### Provided records
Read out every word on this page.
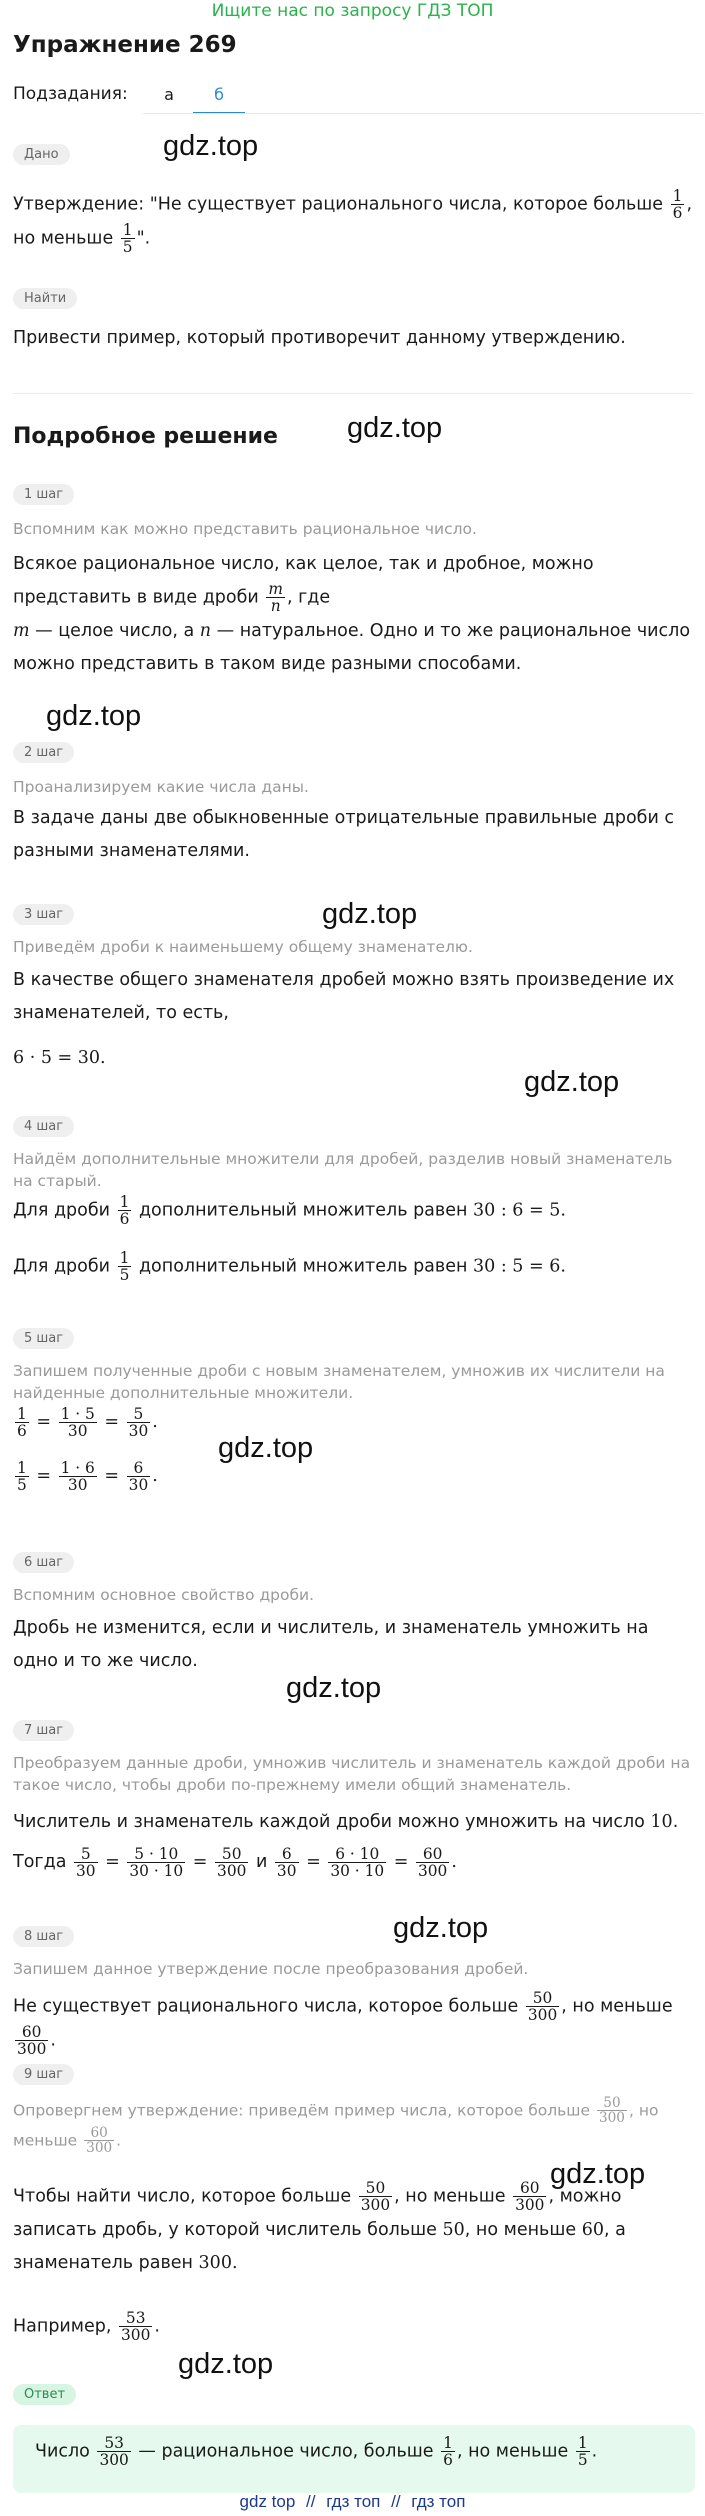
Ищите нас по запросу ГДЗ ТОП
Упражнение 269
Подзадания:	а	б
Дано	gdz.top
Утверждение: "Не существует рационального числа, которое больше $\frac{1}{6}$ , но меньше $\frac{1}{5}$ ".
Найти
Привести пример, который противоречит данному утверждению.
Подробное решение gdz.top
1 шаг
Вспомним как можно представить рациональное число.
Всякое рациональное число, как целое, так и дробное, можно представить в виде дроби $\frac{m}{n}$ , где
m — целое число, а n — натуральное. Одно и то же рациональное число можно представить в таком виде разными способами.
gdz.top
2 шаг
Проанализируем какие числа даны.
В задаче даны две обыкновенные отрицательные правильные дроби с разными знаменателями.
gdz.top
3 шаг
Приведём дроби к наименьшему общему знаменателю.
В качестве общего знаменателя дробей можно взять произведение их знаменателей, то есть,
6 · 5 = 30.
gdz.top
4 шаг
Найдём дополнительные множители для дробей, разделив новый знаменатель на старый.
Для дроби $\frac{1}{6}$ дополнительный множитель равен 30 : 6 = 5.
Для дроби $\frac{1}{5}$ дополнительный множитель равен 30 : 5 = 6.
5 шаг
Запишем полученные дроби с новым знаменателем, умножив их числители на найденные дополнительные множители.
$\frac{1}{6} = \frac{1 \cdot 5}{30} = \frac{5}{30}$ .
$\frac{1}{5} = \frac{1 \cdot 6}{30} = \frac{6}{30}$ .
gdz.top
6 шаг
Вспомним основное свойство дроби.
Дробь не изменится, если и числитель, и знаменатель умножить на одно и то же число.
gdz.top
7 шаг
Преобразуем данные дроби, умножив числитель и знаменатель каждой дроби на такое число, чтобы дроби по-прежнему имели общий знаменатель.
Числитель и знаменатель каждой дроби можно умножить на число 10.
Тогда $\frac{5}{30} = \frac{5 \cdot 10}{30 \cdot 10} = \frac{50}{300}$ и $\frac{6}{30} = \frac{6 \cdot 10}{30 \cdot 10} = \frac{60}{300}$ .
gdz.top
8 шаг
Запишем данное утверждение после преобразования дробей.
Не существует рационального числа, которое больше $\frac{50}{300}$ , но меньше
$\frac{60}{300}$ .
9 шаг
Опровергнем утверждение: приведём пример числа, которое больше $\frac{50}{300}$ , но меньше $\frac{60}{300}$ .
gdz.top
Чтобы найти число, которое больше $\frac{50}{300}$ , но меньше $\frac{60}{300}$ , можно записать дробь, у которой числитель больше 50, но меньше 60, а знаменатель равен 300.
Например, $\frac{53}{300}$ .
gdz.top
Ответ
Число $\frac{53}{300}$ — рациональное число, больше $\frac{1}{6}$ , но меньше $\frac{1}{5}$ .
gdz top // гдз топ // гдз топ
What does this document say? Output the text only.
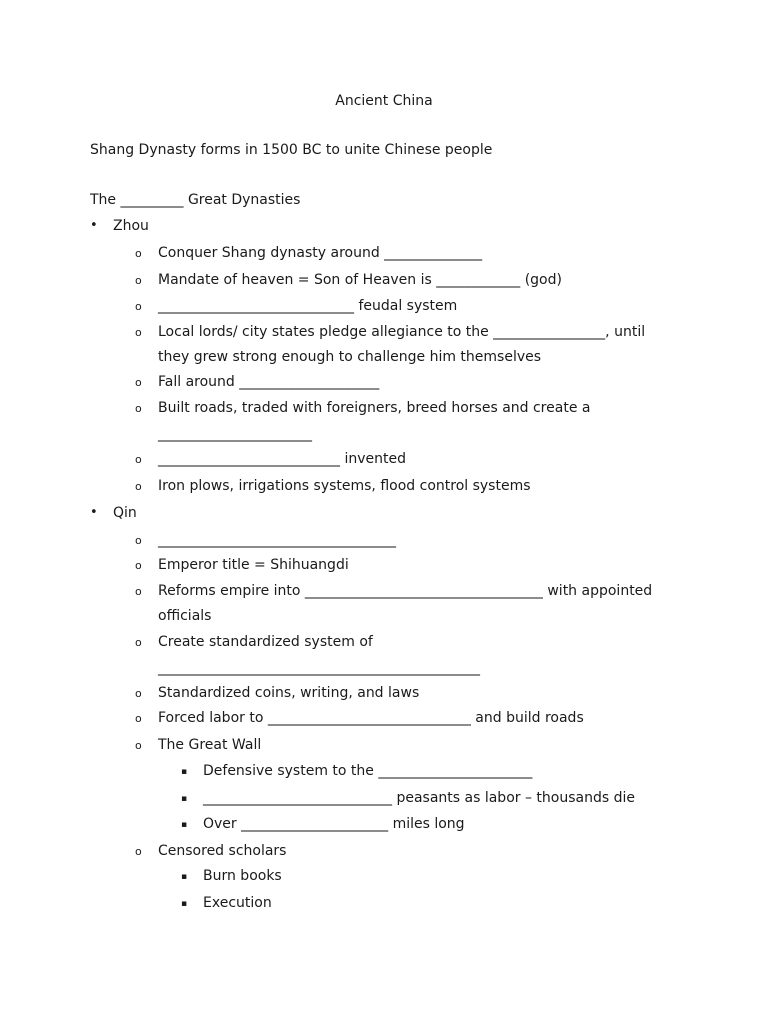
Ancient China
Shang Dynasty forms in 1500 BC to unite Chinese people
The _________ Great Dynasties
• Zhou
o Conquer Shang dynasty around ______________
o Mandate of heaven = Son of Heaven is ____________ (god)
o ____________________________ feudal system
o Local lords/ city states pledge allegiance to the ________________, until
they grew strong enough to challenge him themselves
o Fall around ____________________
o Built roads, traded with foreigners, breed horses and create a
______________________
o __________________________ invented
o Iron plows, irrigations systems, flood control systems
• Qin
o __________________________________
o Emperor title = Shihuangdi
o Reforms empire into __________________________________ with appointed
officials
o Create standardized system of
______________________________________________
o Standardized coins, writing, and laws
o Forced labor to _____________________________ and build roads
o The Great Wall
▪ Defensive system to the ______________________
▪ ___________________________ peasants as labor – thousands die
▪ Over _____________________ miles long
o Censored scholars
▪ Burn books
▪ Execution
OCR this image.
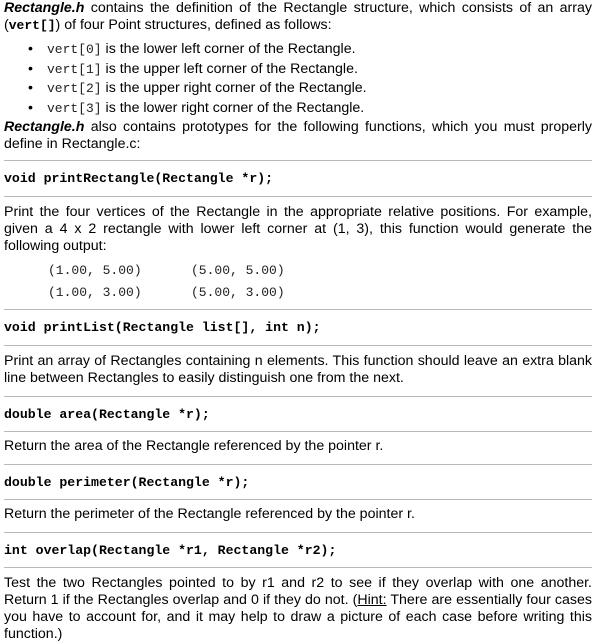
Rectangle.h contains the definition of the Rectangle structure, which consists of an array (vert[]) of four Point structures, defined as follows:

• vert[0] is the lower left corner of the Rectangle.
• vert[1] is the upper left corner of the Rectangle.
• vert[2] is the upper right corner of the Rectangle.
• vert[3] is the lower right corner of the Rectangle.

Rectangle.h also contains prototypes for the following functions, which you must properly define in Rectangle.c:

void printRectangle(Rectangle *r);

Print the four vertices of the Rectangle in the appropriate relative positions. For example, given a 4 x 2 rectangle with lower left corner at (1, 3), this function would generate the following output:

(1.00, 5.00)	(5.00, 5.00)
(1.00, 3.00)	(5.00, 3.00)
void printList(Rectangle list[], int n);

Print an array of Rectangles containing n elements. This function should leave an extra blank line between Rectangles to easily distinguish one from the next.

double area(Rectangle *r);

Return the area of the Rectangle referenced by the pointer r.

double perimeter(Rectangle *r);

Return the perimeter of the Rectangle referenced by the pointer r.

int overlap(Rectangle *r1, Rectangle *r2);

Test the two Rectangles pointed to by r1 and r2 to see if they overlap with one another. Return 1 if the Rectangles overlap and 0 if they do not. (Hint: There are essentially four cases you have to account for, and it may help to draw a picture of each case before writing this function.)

### Aim
Repeat everything in the records precisely. Images are excluded from the copy.

### Right answer
Read out every word on this page.
Ищите нас по запросу ГДЗ ТОП
Упражнение 269
Подзадания:	а	б
Дано	gdz.top
Утверждение: "Не существует рационального числа, которое больше $\frac{1}{6}$ , но меньше $\frac{1}{5}$ ".
Найти
Привести пример, который противоречит данному утверждению.
Подробное решение gdz.top
1 шаг
Вспомним как можно представить рациональное число.
Всякое рациональное число, как целое, так и дробное, можно представить в виде дроби $\frac{m}{n}$ , где
m — целое число, а n — натуральное. Одно и то же рациональное число можно представить в таком виде разными способами.
gdz.top
2 шаг
Проанализируем какие числа даны.
В задаче даны две обыкновенные отрицательные правильные дроби с разными знаменателями.
gdz.top
3 шаг
Приведём дроби к наименьшему общему знаменателю.
В качестве общего знаменателя дробей можно взять произведение их знаменателей, то есть,
6 · 5 = 30.
gdz.top
4 шаг
Найдём дополнительные множители для дробей, разделив новый знаменатель на старый.
Для дроби $\frac{1}{6}$ дополнительный множитель равен 30 : 6 = 5.
Для дроби $\frac{1}{5}$ дополнительный множитель равен 30 : 5 = 6.
5 шаг
Запишем полученные дроби с новым знаменателем, умножив их числители на найденные дополнительные множители.
$\frac{1}{6} = \frac{1 \cdot 5}{30} = \frac{5}{30}$ .
$\frac{1}{5} = \frac{1 \cdot 6}{30} = \frac{6}{30}$ .
gdz.top
6 шаг
Вспомним основное свойство дроби.
Дробь не изменится, если и числитель, и знаменатель умножить на одно и то же число.
gdz.top
7 шаг
Преобразуем данные дроби, умножив числитель и знаменатель каждой дроби на такое число, чтобы дроби по-прежнему имели общий знаменатель.
Числитель и знаменатель каждой дроби можно умножить на число 10.
Тогда $\frac{5}{30} = \frac{5 \cdot 10}{30 \cdot 10} = \frac{50}{300}$ и $\frac{6}{30} = \frac{6 \cdot 10}{30 \cdot 10} = \frac{60}{300}$ .
gdz.top
8 шаг
Запишем данное утверждение после преобразования дробей.
Не существует рационального числа, которое больше $\frac{50}{300}$ , но меньше
$\frac{60}{300}$ .
9 шаг
Опровергнем утверждение: приведём пример числа, которое больше $\frac{50}{300}$ , но меньше $\frac{60}{300}$ .
gdz.top
Чтобы найти число, которое больше $\frac{50}{300}$ , но меньше $\frac{60}{300}$ , можно записать дробь, у которой числитель больше 50, но меньше 60, а знаменатель равен 300.
Например, $\frac{53}{300}$ .
gdz.top
Ответ
Число $\frac{53}{300}$ — рациональное число, больше $\frac{1}{6}$ , но меньше $\frac{1}{5}$ .
gdz top // гдз топ // гдз топ
What does this document say? Output the text only.
Ancient China
Shang Dynasty forms in 1500 BC to unite Chinese people
The _________ Great Dynasties
• Zhou
o Conquer Shang dynasty around ______________
o Mandate of heaven = Son of Heaven is ____________ (god)
o ____________________________ feudal system
o Local lords/ city states pledge allegiance to the ________________, until
they grew strong enough to challenge him themselves
o Fall around ____________________
o Built roads, traded with foreigners, breed horses and create a
______________________
o __________________________ invented
o Iron plows, irrigations systems, flood control systems
• Qin
o __________________________________
o Emperor title = Shihuangdi
o Reforms empire into __________________________________ with appointed
officials
o Create standardized system of
______________________________________________
o Standardized coins, writing, and laws
o Forced labor to _____________________________ and build roads
o The Great Wall
▪ Defensive system to the ______________________
▪ ___________________________ peasants as labor – thousands die
▪ Over _____________________ miles long
o Censored scholars
▪ Burn books
▪ Execution
OCR this image.
Rectangle.h contains the definition of the Rectangle structure, which consists of an array (vert[]) of four Point structures, defined as follows:

• vert[0] is the lower left corner of the Rectangle.
• vert[1] is the upper left corner of the Rectangle.
• vert[2] is the upper right corner of the Rectangle.
• vert[3] is the lower right corner of the Rectangle.

Rectangle.h also contains prototypes for the following functions, which you must properly define in Rectangle.c:

void printRectangle(Rectangle *r);

Print the four vertices of the Rectangle in the appropriate relative positions. For example, given a 4 x 2 rectangle with lower left corner at (1, 3), this function would generate the following output:

(1.00, 5.00)	(5.00, 5.00)
(1.00, 3.00)	(5.00, 3.00)
void printList(Rectangle list[], int n);

Print an array of Rectangles containing n elements. This function should leave an extra blank line between Rectangles to easily distinguish one from the next.

double area(Rectangle *r);

Return the area of the Rectangle referenced by the pointer r.

double perimeter(Rectangle *r);

Return the perimeter of the Rectangle referenced by the pointer r.

int overlap(Rectangle *r1, Rectangle *r2);

Test the two Rectangles pointed to by r1 and r2 to see if they overlap with one another. Return 1 if the Rectangles overlap and 0 if they do not. (Hint: There are essentially four cases you have to account for, and it may help to draw a picture of each case before writing this function.)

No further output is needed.